─── SUPPLIED DATA

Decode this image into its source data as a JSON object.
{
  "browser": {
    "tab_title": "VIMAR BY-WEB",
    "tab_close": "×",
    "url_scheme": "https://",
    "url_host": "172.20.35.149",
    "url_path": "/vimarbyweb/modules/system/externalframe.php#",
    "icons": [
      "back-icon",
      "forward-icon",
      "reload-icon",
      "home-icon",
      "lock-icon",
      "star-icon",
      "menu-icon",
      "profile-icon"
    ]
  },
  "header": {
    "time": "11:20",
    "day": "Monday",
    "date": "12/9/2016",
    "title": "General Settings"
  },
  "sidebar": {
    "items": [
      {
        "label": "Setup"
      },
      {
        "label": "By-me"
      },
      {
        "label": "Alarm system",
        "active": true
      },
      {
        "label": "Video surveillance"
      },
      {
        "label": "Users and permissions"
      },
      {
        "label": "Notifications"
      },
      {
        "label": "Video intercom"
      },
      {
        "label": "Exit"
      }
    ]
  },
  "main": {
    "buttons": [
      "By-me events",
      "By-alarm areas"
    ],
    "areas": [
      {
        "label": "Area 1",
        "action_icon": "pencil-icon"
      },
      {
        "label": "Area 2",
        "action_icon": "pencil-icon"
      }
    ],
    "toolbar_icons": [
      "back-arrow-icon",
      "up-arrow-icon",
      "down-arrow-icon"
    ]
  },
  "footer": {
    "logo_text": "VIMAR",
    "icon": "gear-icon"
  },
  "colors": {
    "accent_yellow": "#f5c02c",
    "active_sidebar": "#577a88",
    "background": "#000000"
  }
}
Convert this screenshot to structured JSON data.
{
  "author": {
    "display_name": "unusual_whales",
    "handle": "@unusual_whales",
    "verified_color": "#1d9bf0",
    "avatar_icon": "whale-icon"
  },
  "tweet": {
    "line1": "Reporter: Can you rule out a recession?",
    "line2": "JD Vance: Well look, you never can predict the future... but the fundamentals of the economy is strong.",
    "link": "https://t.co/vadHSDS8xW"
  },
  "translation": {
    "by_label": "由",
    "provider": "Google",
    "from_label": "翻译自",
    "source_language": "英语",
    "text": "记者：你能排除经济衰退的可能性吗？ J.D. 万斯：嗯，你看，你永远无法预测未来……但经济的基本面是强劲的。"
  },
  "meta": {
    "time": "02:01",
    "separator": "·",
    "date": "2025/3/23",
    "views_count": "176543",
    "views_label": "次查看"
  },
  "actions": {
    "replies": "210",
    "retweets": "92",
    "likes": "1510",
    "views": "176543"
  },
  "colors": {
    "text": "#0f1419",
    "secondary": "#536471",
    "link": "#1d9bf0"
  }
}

──────

PROBLEM REQUIREMENTS: From the data above, copy each line where the string "this" appears.

FINAL ANSWER:
Decode this image into its source data as a JSON object.
Convert this screenshot to structured JSON data.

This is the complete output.